(TASK PROMPT) Give the number of lines in the listing that hold the word "amount". Write nothing but that number.

Dataset items
==============================

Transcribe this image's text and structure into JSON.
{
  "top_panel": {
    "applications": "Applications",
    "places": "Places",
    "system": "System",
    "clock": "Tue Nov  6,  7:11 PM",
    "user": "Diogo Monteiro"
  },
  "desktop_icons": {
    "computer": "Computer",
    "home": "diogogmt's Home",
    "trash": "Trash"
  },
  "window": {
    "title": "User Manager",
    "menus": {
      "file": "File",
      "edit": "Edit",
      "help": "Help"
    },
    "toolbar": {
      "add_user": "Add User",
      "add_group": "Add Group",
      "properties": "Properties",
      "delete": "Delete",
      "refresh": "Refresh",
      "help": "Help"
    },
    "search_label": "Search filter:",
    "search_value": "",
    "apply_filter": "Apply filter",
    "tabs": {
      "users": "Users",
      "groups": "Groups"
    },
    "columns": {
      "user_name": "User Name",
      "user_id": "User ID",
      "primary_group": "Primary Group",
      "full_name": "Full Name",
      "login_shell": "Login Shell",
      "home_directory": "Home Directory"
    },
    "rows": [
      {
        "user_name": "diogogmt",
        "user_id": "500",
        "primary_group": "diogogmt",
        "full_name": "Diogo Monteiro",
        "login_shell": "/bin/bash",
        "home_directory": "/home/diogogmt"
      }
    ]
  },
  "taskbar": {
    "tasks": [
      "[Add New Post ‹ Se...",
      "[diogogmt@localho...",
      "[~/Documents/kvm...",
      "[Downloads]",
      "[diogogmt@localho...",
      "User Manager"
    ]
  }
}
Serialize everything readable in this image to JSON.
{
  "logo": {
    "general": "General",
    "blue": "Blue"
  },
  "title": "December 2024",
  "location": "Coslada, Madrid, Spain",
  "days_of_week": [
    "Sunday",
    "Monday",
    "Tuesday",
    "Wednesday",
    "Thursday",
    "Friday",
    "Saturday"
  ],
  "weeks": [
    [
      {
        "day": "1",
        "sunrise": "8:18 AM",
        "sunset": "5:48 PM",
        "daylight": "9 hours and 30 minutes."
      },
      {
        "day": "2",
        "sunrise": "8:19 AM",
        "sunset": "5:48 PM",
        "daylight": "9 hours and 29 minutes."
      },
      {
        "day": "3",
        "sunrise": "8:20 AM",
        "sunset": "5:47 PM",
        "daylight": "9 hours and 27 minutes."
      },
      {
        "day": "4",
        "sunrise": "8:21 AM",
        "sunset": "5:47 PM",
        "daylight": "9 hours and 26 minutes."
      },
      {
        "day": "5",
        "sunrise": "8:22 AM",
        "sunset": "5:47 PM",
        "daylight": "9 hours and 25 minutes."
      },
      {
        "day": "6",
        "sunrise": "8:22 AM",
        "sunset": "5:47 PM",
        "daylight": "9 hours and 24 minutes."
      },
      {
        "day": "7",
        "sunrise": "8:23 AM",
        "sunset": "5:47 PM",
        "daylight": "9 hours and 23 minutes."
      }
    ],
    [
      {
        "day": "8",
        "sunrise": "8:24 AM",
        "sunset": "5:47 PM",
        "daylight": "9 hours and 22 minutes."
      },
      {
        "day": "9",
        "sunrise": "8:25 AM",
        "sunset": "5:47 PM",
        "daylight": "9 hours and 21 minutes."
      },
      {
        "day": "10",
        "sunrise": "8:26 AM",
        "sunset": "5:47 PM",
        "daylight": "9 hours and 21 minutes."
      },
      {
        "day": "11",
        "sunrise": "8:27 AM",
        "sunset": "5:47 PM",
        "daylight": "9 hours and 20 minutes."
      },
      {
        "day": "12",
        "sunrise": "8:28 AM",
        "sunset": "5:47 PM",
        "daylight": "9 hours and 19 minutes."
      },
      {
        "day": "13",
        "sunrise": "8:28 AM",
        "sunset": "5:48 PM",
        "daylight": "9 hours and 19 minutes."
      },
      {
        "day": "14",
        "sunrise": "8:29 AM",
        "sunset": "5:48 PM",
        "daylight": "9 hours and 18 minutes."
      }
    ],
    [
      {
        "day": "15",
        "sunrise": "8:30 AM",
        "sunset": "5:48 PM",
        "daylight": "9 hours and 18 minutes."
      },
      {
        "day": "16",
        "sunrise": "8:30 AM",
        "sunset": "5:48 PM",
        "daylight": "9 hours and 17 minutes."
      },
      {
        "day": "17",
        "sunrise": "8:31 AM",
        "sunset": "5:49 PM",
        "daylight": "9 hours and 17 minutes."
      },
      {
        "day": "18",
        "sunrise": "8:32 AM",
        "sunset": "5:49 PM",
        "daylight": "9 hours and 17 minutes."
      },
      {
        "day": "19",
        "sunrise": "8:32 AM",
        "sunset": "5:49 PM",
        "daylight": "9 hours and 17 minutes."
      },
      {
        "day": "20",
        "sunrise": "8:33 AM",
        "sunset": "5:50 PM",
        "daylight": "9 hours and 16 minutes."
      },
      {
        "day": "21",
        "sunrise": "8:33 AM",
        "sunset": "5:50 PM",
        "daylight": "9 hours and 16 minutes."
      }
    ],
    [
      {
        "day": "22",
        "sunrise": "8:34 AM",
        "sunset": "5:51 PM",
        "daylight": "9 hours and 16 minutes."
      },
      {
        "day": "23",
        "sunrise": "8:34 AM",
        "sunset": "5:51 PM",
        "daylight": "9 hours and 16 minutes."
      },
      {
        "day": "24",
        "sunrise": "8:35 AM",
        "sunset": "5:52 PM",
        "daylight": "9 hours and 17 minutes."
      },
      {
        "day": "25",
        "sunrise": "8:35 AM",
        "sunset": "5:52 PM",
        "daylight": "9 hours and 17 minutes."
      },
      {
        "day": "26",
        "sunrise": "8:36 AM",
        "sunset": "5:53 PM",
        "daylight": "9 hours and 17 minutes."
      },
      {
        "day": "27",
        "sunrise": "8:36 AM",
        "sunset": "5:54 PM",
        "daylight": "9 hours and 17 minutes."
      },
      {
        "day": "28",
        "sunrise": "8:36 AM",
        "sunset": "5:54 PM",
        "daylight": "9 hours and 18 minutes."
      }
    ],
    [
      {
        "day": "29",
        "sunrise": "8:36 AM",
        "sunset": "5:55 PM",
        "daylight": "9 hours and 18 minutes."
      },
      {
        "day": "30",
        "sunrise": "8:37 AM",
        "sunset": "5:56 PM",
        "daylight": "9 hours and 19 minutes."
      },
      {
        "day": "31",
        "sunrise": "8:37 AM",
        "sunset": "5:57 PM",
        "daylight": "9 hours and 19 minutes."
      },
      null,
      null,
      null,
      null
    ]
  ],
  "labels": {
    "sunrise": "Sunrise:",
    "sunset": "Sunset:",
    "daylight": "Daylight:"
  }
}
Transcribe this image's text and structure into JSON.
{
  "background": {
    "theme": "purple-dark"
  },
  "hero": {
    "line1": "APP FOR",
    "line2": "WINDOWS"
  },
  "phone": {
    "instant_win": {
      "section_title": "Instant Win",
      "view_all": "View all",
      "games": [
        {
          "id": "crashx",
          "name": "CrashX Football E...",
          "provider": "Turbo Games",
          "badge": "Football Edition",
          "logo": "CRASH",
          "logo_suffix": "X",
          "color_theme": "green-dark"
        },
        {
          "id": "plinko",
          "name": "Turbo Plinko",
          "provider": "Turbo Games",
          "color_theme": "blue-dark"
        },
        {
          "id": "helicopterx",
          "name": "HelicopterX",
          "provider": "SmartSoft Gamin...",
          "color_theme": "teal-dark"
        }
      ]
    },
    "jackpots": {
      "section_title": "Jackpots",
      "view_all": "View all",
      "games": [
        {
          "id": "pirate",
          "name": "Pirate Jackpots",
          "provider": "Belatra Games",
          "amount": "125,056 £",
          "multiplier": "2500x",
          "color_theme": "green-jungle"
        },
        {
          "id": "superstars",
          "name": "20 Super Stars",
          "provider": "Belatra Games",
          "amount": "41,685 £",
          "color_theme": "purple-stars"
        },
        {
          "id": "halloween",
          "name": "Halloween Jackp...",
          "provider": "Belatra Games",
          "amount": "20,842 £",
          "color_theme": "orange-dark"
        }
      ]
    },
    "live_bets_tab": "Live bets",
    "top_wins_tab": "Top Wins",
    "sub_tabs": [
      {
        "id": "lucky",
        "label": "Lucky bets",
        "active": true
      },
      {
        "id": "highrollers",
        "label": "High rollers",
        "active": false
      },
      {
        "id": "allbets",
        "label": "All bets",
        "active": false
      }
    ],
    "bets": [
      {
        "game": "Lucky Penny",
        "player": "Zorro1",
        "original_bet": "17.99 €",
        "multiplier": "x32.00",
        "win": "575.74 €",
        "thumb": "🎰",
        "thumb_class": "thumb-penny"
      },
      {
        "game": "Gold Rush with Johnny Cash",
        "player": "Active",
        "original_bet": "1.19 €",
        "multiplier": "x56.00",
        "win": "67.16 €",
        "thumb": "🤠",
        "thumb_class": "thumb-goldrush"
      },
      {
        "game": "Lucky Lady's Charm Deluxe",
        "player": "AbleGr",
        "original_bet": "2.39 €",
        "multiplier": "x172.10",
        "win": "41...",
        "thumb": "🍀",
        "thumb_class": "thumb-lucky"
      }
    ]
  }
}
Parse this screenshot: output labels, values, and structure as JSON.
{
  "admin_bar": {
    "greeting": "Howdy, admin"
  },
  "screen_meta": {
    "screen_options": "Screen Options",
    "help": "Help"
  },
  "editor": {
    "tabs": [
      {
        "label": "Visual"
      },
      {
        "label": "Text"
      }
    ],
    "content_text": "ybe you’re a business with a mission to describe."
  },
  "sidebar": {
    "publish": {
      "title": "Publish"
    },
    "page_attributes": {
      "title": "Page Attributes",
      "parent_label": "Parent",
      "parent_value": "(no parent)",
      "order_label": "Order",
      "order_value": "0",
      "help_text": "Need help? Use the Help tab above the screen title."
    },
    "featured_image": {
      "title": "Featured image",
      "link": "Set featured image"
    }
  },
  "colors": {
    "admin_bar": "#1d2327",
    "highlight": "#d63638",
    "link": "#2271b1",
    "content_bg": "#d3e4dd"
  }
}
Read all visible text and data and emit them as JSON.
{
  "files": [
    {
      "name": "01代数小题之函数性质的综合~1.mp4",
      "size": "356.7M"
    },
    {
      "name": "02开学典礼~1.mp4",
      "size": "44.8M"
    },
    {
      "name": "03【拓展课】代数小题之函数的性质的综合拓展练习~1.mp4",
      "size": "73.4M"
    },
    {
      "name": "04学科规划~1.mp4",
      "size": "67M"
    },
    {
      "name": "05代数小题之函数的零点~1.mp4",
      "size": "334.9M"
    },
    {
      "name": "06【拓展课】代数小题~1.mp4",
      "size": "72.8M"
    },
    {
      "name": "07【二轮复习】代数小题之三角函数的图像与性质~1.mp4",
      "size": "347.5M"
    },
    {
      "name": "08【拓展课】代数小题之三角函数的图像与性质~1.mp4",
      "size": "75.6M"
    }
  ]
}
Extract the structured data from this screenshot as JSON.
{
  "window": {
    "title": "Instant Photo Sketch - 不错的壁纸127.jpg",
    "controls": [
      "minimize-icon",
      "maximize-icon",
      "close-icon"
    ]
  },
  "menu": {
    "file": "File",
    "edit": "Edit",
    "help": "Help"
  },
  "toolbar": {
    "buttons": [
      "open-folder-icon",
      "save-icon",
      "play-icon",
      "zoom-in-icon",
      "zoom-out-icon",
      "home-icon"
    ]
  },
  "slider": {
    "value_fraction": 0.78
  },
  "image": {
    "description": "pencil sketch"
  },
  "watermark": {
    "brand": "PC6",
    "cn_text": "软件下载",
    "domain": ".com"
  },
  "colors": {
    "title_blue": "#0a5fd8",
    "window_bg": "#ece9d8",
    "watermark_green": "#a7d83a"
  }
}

==============================

(SOLUTION TO THIS EXERCISE) 3